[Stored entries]

--- START ---

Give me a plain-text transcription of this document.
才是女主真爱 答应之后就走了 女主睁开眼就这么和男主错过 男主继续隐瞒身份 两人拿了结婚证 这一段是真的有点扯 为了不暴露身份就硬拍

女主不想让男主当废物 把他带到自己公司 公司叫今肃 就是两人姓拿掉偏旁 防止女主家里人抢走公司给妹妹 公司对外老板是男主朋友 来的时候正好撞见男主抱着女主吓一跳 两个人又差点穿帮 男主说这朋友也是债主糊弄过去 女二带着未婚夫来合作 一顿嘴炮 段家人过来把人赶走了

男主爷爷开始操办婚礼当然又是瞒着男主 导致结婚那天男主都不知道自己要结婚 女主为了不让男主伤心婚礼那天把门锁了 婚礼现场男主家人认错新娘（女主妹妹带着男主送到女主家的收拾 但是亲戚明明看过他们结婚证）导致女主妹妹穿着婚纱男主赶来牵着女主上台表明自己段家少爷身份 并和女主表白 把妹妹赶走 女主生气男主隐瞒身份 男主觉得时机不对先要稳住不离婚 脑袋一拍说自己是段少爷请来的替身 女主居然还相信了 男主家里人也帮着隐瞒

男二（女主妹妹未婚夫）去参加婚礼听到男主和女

--- END ---
--- START ---

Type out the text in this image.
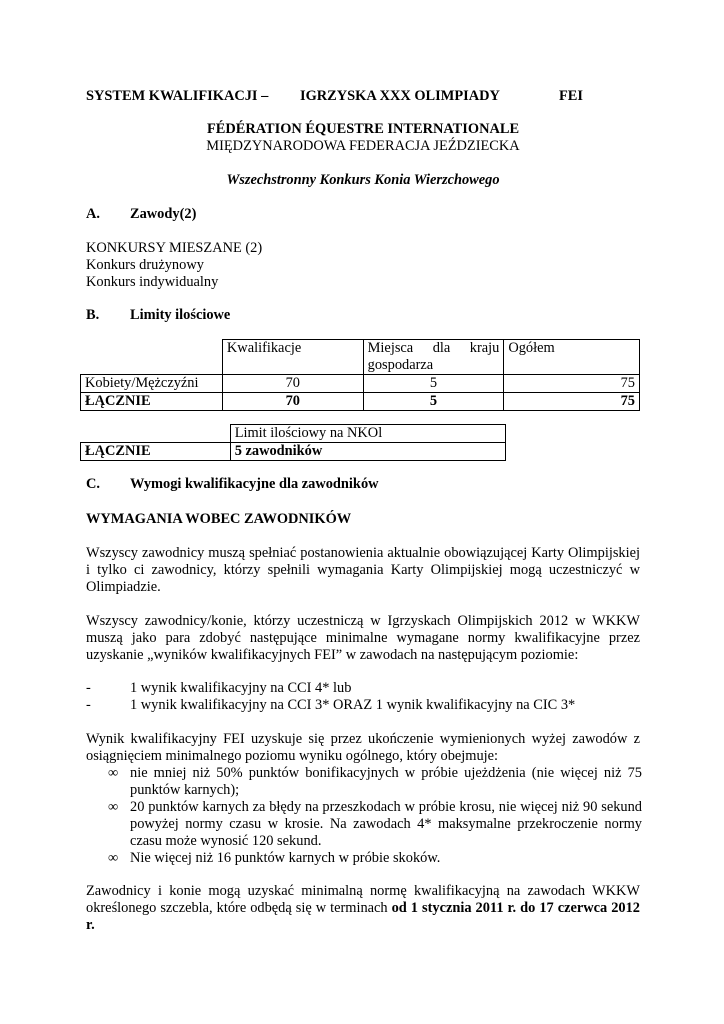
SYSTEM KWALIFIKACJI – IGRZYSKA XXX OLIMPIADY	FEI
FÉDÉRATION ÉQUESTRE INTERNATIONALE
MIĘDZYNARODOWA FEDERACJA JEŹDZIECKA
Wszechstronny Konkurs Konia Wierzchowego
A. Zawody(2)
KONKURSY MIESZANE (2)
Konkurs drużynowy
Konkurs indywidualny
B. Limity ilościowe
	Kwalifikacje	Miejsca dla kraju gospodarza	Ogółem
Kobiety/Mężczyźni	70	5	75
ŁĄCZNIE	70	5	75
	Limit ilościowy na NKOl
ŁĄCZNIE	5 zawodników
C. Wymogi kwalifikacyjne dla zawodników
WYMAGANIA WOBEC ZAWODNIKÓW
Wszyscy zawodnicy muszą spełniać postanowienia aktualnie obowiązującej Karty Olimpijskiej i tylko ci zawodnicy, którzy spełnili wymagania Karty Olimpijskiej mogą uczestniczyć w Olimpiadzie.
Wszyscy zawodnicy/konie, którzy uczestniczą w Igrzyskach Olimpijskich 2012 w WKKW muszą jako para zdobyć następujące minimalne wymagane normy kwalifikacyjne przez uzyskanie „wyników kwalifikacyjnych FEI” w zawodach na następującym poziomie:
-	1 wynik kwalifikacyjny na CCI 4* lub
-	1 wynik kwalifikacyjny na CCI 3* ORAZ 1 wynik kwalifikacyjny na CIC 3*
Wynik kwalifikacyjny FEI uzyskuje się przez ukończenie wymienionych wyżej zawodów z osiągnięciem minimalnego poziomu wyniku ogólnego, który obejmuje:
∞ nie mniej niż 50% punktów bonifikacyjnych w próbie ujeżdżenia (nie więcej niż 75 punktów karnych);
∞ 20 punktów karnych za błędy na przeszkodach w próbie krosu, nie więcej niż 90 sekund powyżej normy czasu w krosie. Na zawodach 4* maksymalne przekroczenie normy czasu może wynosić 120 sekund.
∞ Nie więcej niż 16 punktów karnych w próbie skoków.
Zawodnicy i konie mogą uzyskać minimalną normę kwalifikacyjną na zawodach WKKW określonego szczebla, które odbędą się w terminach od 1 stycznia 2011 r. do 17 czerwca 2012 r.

--- END ---
--- START ---

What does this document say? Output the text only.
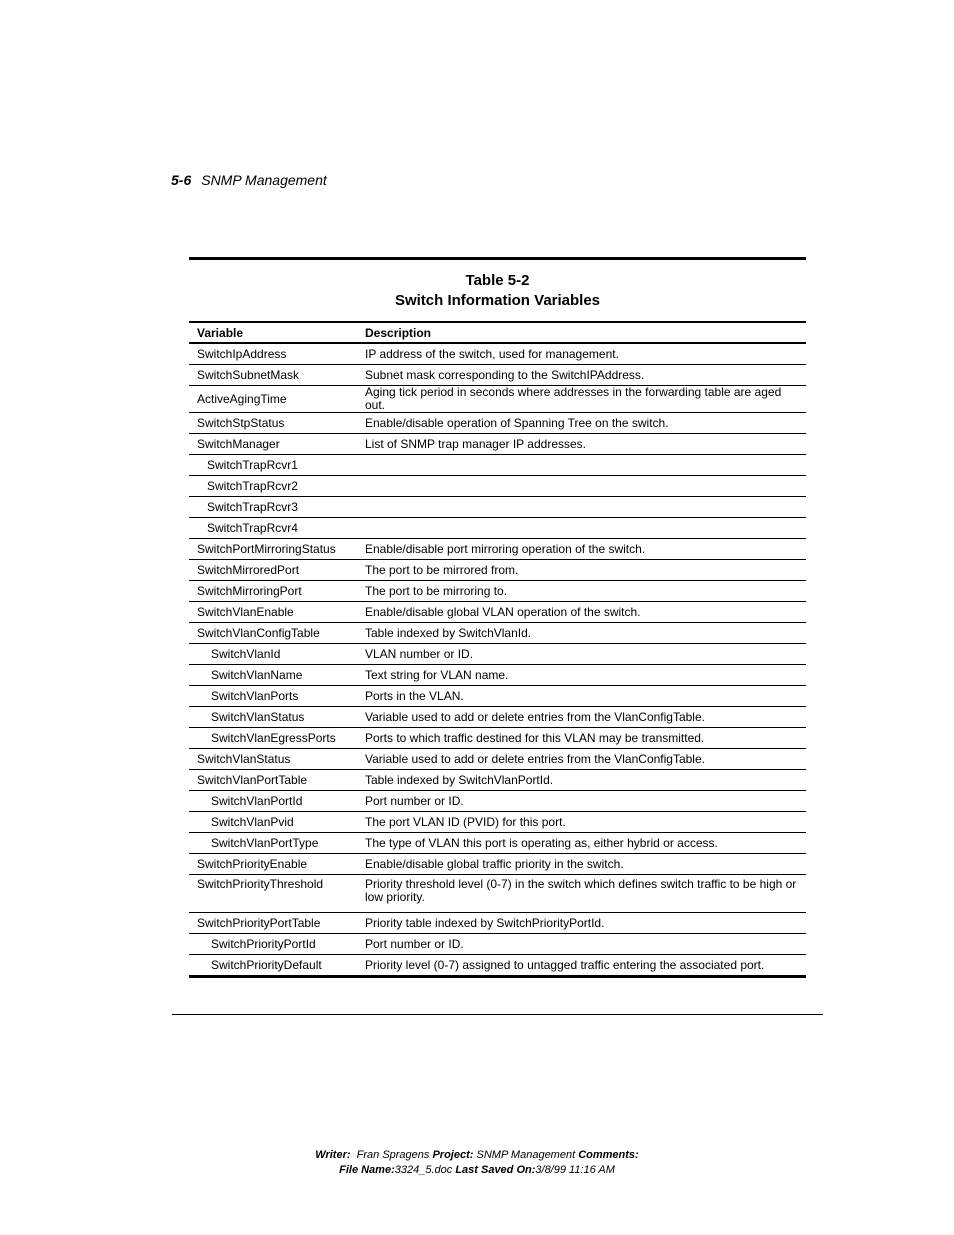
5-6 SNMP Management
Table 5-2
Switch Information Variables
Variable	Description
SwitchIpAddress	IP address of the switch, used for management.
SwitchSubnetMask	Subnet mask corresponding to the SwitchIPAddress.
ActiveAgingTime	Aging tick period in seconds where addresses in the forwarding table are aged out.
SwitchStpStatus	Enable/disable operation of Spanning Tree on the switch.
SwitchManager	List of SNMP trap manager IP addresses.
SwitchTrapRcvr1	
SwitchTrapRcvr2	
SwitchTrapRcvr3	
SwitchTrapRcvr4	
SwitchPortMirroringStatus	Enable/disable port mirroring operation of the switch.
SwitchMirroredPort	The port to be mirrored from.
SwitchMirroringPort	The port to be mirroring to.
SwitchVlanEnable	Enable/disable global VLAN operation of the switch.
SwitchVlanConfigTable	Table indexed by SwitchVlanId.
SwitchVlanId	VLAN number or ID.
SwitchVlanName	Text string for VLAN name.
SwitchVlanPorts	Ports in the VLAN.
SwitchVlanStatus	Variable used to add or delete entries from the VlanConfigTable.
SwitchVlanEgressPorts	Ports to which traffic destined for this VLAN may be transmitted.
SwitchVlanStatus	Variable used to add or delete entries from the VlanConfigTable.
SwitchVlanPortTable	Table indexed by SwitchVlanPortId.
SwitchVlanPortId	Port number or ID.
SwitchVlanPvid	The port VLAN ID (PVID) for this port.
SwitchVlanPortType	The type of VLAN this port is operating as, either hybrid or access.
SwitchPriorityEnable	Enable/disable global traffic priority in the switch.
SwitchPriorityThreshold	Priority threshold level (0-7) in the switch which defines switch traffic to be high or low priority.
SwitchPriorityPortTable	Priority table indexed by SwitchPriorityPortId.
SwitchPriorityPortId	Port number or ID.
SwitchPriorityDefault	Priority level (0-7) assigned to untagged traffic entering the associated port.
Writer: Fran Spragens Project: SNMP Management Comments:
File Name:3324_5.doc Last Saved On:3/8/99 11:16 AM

--- END ---

■ Directions ■
Your task is to gather all lines from the entries above that hold the word "global".

■ Result ■
SwitchVlanEnable	Enable/disable global VLAN operation of the switch.
SwitchPriorityEnable	Enable/disable global traffic priority in the switch.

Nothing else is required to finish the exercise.